Extracted data entries:
★ ★ ★ ★
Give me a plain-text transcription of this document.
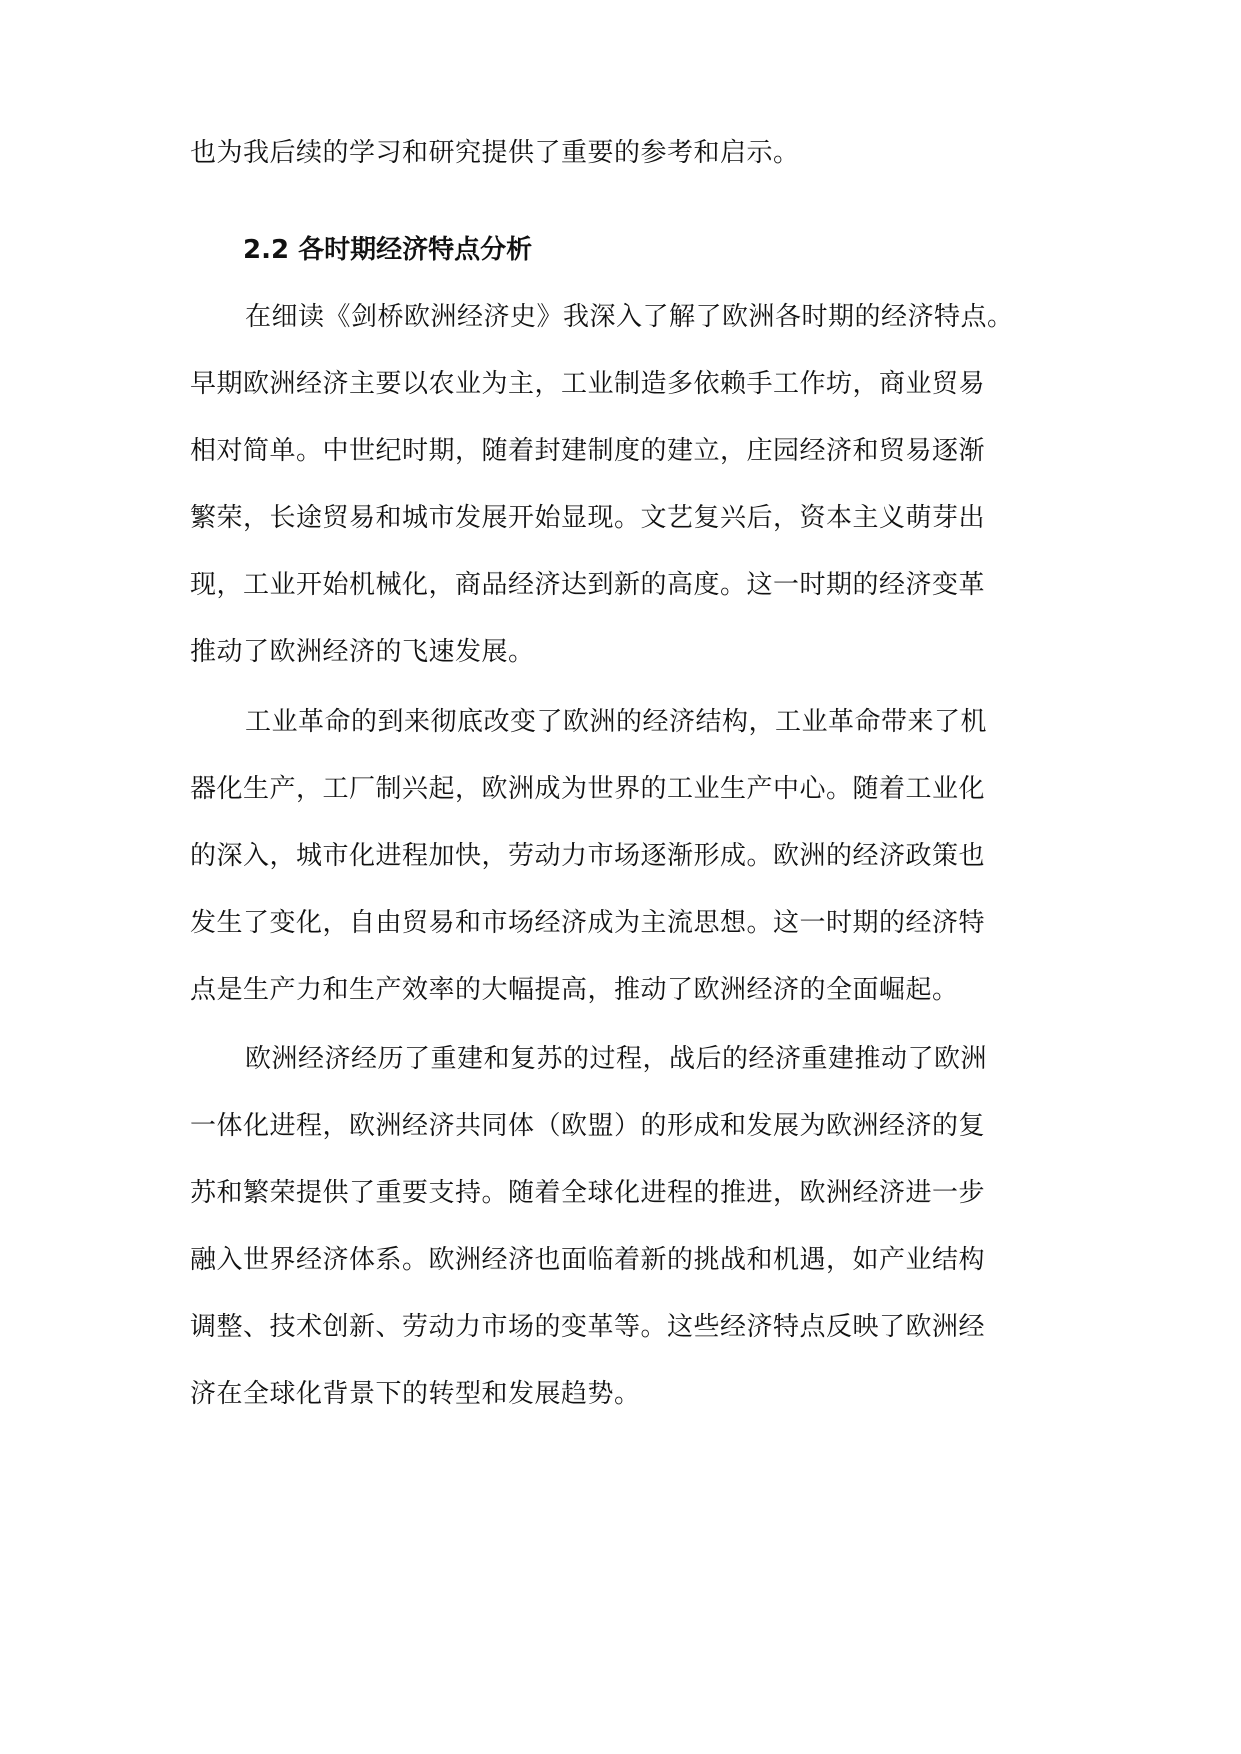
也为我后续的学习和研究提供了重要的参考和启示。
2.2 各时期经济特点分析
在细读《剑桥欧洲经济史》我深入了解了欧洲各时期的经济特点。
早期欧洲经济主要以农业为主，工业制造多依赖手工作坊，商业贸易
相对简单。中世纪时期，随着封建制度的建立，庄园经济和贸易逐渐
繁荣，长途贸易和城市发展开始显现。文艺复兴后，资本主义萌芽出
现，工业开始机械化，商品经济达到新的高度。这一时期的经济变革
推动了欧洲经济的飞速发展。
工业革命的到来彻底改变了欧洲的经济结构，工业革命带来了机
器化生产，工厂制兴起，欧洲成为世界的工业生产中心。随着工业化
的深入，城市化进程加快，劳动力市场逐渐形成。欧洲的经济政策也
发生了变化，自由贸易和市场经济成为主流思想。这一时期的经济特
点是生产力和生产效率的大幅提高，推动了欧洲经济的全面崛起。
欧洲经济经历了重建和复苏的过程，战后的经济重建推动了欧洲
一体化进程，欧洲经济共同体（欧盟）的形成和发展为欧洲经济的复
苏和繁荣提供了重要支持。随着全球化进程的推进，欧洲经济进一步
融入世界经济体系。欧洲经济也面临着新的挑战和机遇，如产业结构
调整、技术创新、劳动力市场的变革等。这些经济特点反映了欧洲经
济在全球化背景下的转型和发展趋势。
★ ★ ★ ★
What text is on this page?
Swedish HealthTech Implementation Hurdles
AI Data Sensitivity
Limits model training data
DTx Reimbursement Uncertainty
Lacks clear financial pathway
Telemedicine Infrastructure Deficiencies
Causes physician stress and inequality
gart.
★ ★ ★ ★
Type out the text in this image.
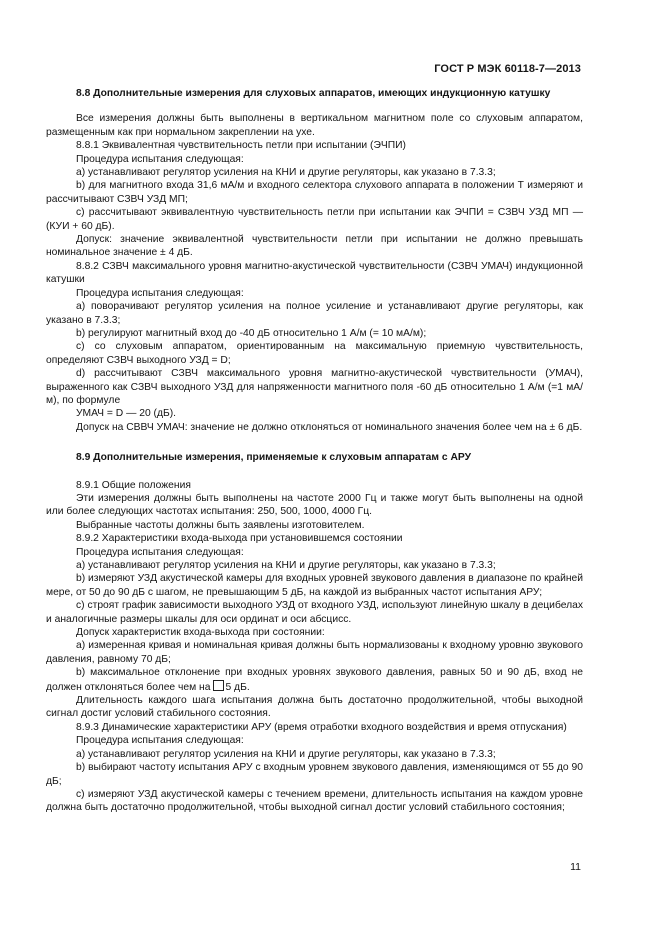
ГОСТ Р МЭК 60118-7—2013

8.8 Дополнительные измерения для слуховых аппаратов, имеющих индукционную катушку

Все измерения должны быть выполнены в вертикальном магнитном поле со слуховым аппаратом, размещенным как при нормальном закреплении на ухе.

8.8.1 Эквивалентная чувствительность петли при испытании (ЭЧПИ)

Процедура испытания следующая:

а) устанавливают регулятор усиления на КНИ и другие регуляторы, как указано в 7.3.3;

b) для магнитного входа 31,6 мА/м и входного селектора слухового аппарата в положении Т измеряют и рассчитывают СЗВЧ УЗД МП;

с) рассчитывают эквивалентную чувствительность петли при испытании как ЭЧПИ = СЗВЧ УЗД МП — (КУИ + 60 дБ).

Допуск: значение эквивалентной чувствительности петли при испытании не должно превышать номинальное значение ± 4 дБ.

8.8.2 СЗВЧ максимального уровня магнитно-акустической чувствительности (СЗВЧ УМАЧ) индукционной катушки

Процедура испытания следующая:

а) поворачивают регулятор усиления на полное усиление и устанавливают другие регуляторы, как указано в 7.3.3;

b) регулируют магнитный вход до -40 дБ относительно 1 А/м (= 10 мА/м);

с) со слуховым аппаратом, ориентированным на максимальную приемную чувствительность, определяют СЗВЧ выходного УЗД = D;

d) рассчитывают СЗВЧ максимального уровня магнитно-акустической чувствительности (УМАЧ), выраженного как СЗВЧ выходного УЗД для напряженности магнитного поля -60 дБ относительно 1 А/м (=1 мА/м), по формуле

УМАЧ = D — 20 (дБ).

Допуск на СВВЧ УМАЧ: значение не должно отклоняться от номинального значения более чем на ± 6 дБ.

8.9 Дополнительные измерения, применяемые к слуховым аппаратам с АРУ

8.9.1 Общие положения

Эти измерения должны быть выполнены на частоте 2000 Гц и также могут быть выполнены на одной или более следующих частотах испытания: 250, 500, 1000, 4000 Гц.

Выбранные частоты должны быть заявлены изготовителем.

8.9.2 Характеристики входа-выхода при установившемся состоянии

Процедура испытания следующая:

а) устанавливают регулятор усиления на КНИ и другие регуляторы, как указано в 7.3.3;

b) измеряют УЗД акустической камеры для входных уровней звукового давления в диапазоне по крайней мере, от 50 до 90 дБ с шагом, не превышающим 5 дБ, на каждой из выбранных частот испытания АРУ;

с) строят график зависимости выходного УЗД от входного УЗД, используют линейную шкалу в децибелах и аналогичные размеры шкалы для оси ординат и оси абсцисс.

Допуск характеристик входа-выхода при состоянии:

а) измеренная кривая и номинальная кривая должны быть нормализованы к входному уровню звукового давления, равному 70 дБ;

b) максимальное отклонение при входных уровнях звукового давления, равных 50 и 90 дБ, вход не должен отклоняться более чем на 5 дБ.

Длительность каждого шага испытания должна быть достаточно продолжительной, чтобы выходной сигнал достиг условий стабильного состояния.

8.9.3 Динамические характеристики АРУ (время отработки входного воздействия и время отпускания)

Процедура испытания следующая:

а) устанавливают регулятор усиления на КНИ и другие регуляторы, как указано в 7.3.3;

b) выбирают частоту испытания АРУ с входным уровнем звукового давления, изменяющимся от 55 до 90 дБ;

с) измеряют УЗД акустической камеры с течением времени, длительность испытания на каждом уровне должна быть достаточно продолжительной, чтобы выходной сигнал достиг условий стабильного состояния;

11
★ ★ ★ ★
Select all lines in the listing above where the word "УМАЧ" appears, and show them.

8.8.2 СЗВЧ максимального уровня магнитно-акустической чувствительности (СЗВЧ УМАЧ) индукционной катушки
d) рассчитывают СЗВЧ максимального уровня магнитно-акустической чувствительности (УМАЧ), выраженного как СЗВЧ выходного УЗД для напряженности магнитного поля -60 дБ относительно 1 А/м (=1 мА/м), по формуле
УМАЧ = D — 20 (дБ).
Допуск на СВВЧ УМАЧ: значение не должно отклоняться от номинального значения более чем на ± 6 дБ.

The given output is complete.